» **Records to process**
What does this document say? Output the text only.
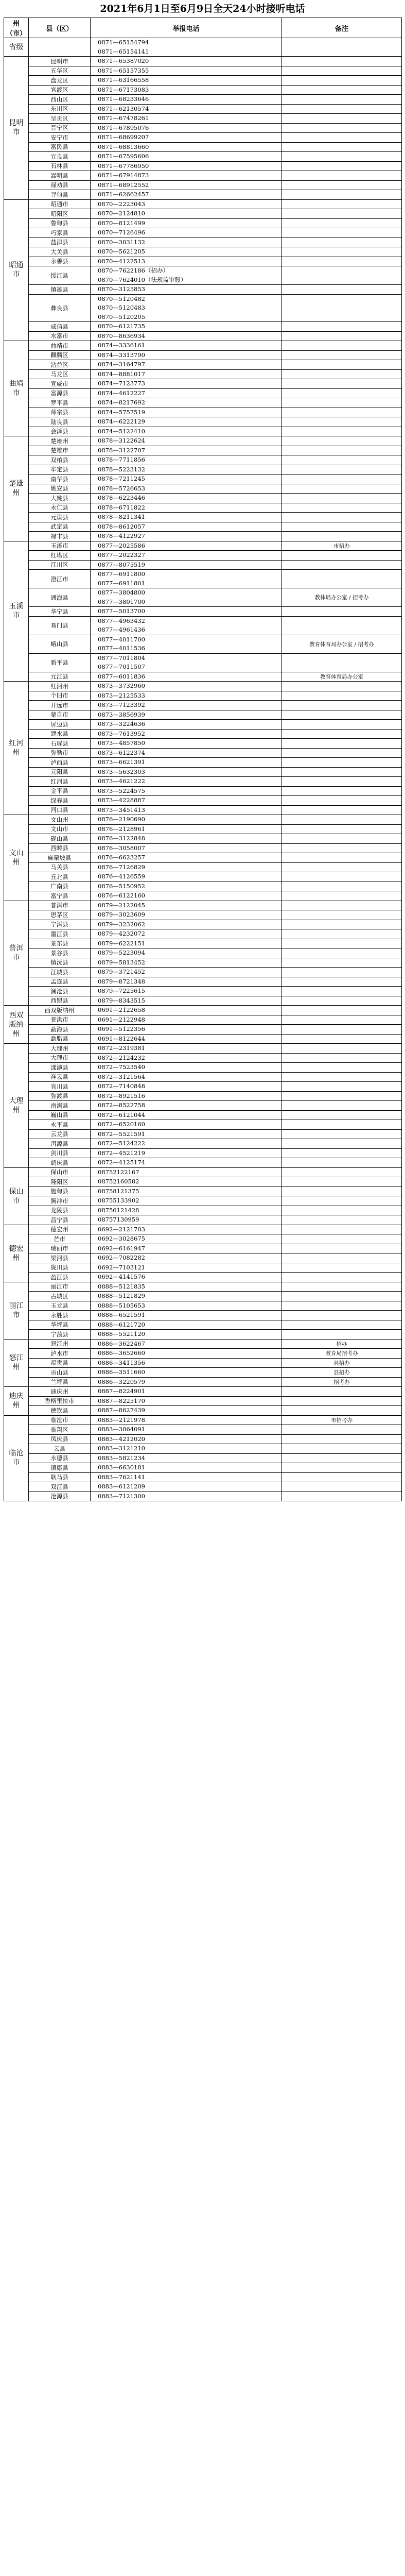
2021年6月1日至6月9日全天24小时接听电话
州（市）	县（区）	举报电话	备注
省级		0871—65154794
0871—65154141	

昆明市	昆明市	0871—65387020	

	五华区	0871—65157355	

	盘龙区	0871—63166558	

	官渡区	0871—67173083	

	西山区	0871—68233646	

	东川区	0871—62130574	

	呈贡区	0871—67478261	

	晋宁区	0871—67895076	

	安宁市	0871—68699207	

	富民县	0871—68813660	

	宜良县	0871—67595606	

	石林县	0871—67786950	

	嵩明县	0871—67914873	

	禄劝县	0871—68912552	

	寻甸县	0871—62662457	

昭通市	昭通市	0870—2223043	

	昭阳区	0870—2124810	

	鲁甸县	0870—8121499	

	巧家县	0870—7126496	

	盐津县	0870—3031132	

	大关县	0870—5621205	

	永善县	0870—4122513	

	绥江县	0870—7622186（招办）
0870—7624010（法规监审股）	

	镇雄县	0870—3125853	

	彝良县	0870—5120482
0870—5120483
0870—5120205	

	威信县	0870—6121735	

	水富市	0870—8636934	

曲靖市	曲靖市	0874—3336161	

	麒麟区	0874—3313790	

	沾益区	0874—3164797	

	马龙区	0874—8881017	

	宣威市	0874—7123773	

	富源县	0874—4612227	

	罗平县	0874—8217692	

	师宗县	0874—5757519	

	陆良县	0874—6222129	

	会泽县	0874—5122410	

楚雄州	楚雄州	0878—3122624	

	楚雄市	0878—3122707	

	双柏县	0878—7711856	

	牟定县	0878—5223132	

	南华县	0878—7211245	

	姚安县	0878—5726653	

	大姚县	0878—6223446	

	永仁县	0878—6711822	

	元谋县	0878—8211341	

	武定县	0878—8612057	

	禄丰县	0878—4122927	

玉溪市	玉溪市	0877—2025586	市招办
	红塔区	0877—2022327	

	江川区	0877—8075519	

	澄江市	0877—6911800
0877—6911801	

	通海县	0877—3804800
0877—3801700	教体局办公室 / 招考办
	华宁县	0877—5013700	

	易门县	0877—4963432
0877—4961436	

	峨山县	0877—4011700
0877—4011536	教育体育局办公室 / 招考办
	新平县	0877—7011804
0877—7011507	

	元江县	0877—6011836	教育体育局办公室
红河州	红河州	0873—3732960	

	个旧市	0873—2125533	

	开远市	0873—7123392	

	蒙自市	0873—3856939	

	屏边县	0873—3224636	

	建水县	0873—7613952	

	石屏县	0873—4857850	

	弥勒市	0873—6122374	

	泸西县	0873—6621391	

	元阳县	0873—5632303	

	红河县	0873—4621222	

	金平县	0873—5224575	

	绿春县	0873—4228887	

	河口县	0873—3451413	

文山州	文山州	0876—2190690	

	文山市	0876—2128961	

	砚山县	0876—3122848	

	西畴县	0876—3058007	

	麻栗坡县	0876—6623257	

	马关县	0876—7126829	

	丘北县	0876—4126559	

	广南县	0876—5150952	

	富宁县	0876—6122160	

普洱市	普洱市	0879—2122045	

	思茅区	0879—3023609	

	宁洱县	0879—3232062	

	墨江县	0879—4232072	

	景东县	0879—6222151	

	景谷县	0879—5223094	

	镇沅县	0879—5813452	

	江城县	0879—3721452	

	孟连县	0879—8721348	

	澜沧县	0879—7225615	

	西盟县	0879—8343515	

西双版纳州	西双版纳州	0691—2122658	

	景洪市	0691—2122948	

	勐海县	0691—5122356	

	勐腊县	0691—8122644	

大理州	大理州	0872—2319381	

	大理市	0872—2124232	

	漾濞县	0872—7523540	

	祥云县	0872—3121564	

	宾川县	0872—7140848	

	弥渡县	0872—8921516	

	南涧县	0872—8522758	

	巍山县	0872—6121044	

	永平县	0872—6520160	

	云龙县	0872—5521591	

	洱源县	0872—5124222	

	剑川县	0872—4521219	

	鹤庆县	0872—4125174	

保山市	保山市	08752122167	

	隆阳区	08752160582	

	施甸县	08758121375	

	腾冲市	08755133902	

	龙陵县	08756121428	

	昌宁县	08757130959	

德宏州	德宏州	0692—2121703	

	芒市	0692—3028675	

	瑞丽市	0692—6161947	

	梁河县	0692—7082282	

	陇川县	0692—7103121	

	盈江县	0692—4141576	

丽江市	丽江市	0888—5121835	

	古城区	0888—5121829	

	玉龙县	0888—5105653	

	永胜县	0888—6521591	

	华坪县	0888—6121720	

	宁蒗县	0888—5521120	

怒江州	怒江州	0886—3622467	招办
	泸水市	0886—3652660	教育局招考办
	福贡县	0886—3411356	县招办
	贡山县	0886—3511660	县招办
	兰坪县	0886—3220579	招考办
迪庆州	迪庆州	0887—8224901	

	香格里拉市	0887—8225170	

	德钦县	0887—8627439	

临沧市	临沧市	0883—2121978	市招考办
	临翔区	0883—3064091	

	凤庆县	0883—4212020	

	云县	0883—3121210	

	永德县	0883—5821234	

	镇康县	0883—6630181	

	耿马县	0883—7621141	

	双江县	0883—6121209	

	沧源县	0883—7121300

» **Given exercise**
Identify lines with the string "教育体育局办公室". Copy each one.

» **Output for this task**
0877—4011536	教育体育局办公室 / 招考办
	元江县	0877—6011836	教育体育局办公室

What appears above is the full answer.